— begin Provided records —

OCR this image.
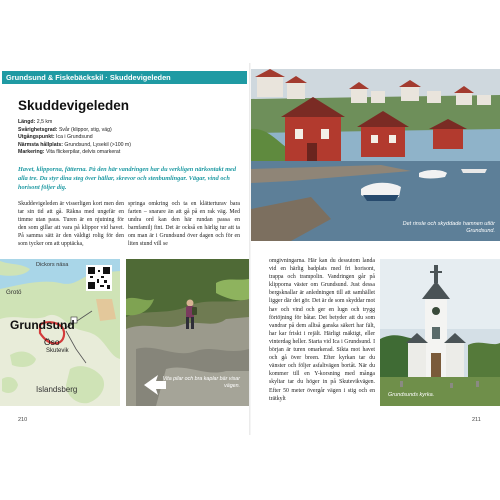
Grundsund & Fiskebäckskil · Skuddevigeleden
Skuddevigeleden
Längd: 2,5 km
Svårighetsgrad: Svår (klippor, stig, väg)
Utgångspunkt: Ica i Grundsund
Närmsta hållplats: Grundsund, Lysekil (>100 m)
Markering: Vita flickerpilar, delvis omarkerat
Havet, klipporna, fätterna. På den här vandringen har du verkligen närkontakt med alla tre. Du styr dina steg över hällar, skrevor och stenbumlingar. Vägar, vind och horisont följer dig.
Skuddevigeleden är visserligen kort men den tar sin tid att gå. Räkna med ungefär en timme utan paus. Turen är en njutning för den som gillar att vara på klippor vid havet. På samma sätt är den väldigt rolig för den som tycker om att upptäcka,
springa omkring och ta en klätterturav bara farten – snarare än att gå på en rak väg. Med undra ord kan den här rundan passa en barnfamilj fint. Det är också en härlig tur att ta om man är i Grundsund över dagen och för en liten stund vill se
Dickors näsa
Grotö
Grundsund
Öso
Skutevik
Islandsberg
Vita pilar och bra kaplar bär visar vägen.
210
Det rinsle och skyddade hamnen utlör Grundsund.
omgivningarna. Här kan du dessutom landa vid en härlig badplats med fri horisont, trappa och trampolin. Vandringen går på klipporna väster om Grundsund. Just dessa bergsknallar är anledningen till att samhället ligger där det gör. Det är de som skyddar mot hav och vind och ger en lugn och trygg förtöjning för båtar. Det betyder att du som vandrar på dem alltså ganska säkert har fält, har kar friskt i rejält. Härligt mäktigt, eller vinterdag heller. Starta vid Ica i Grundsund. I början är turen omarkerad. Sikta mot havet och gå över breen. Efter kyrkan tar du vänster och följer asfaltvägen bortåt. När du kommer till en Y-korsning med många skyltar tar du höger in på Skutevikvägen. Efter 50 meter övergår vägen i stig och en trätkylt
Grundsunds kyrka.
211
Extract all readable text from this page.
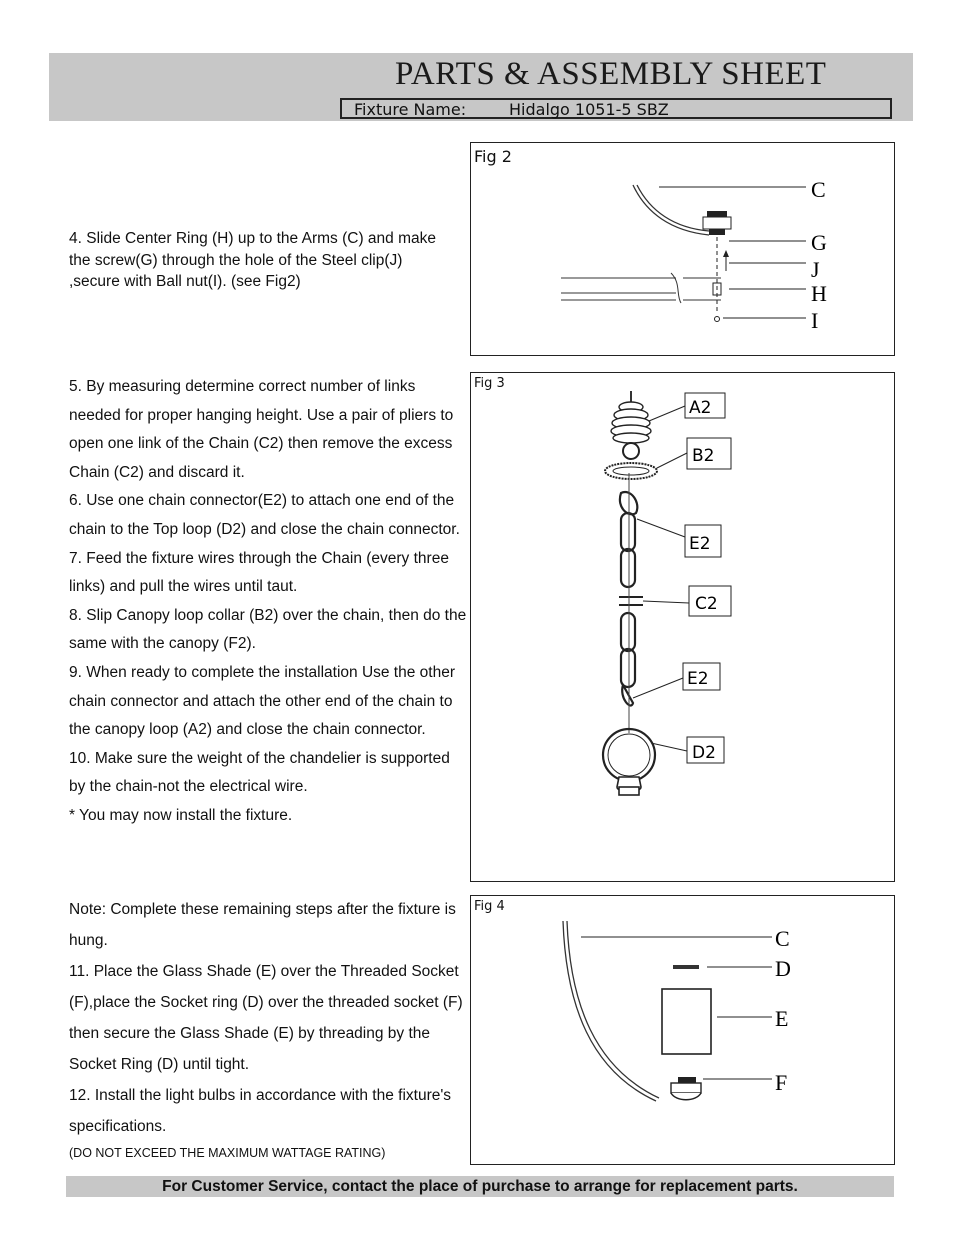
PARTS & ASSEMBLY SHEET
Fixture Name:	Hidalgo 1051-5 SBZ
4. Slide Center Ring (H) up to the Arms (C) and make the screw(G) through the hole of the Steel clip(J) ,secure with Ball nut(I). (see Fig2)
Fig 2
C
G
J
H
I

5. By measuring determine correct number of links needed for proper hanging height. Use a pair of pliers to open one link of the Chain (C2) then remove the excess Chain (C2) and discard it.

6. Use one chain connector(E2) to attach one end of the chain to the Top loop (D2) and close the chain connector.

7. Feed the fixture wires through the Chain (every three links) and pull the wires until taut.

8. Slip Canopy loop collar (B2) over the chain, then do the same with the canopy (F2).

9. When ready to complete the installation Use the other chain connector and attach the other end of the chain to the canopy loop (A2) and close the chain connector.

10. Make sure the weight of the chandelier is supported by the chain-not the electrical wire.

* You may now install the fixture.

Fig 3
A2
B2
E2
C2
E2
D2

Note: Complete these remaining steps after the fixture is hung.

11. Place the Glass Shade (E) over the Threaded Socket (F),place the Socket ring (D) over the threaded socket (F) then secure the Glass Shade (E) by threading by the Socket Ring (D) until tight.

12. Install the light bulbs in accordance with the fixture's specifications.

(DO NOT EXCEED THE MAXIMUM WATTAGE RATING)

Fig 4
C
D
E
F
For Customer Service, contact the place of purchase to arrange for replacement parts.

— end Provided records —

Given task:
Select the lines from the entries that include the word "vind".

Result of this exercise:
Havet, klipporna, fätterna. På den här vandringen har du verkligen närkontakt med alla tre. Du styr dina steg över hällar, skrevor och stenbumlingar. Vägar, vind och horisont följer dig.
omgivningarna. Här kan du dessutom landa vid en härlig badplats med fri horisont, trappa och trampolin. Vandringen går på klipporna väster om Grundsund. Just dessa bergsknallar är anledningen till att samhället ligger där det gör. Det är de som skyddar mot hav och vind och ger en lugn och trygg förtöjning för båtar. Det betyder att du som vandrar på dem alltså ganska säkert har fält, har kar friskt i rejält. Härligt mäktigt, eller vinterdag heller. Starta vid Ica i Grundsund. I början är turen omarkerad. Sikta mot havet och gå över breen. Efter kyrkan tar du vänster och följer asfaltvägen bortåt. När du kommer till en Y-korsning med många skyltar tar du höger in på Skutevikvägen. Efter 50 meter övergår vägen i stig och en trätkylt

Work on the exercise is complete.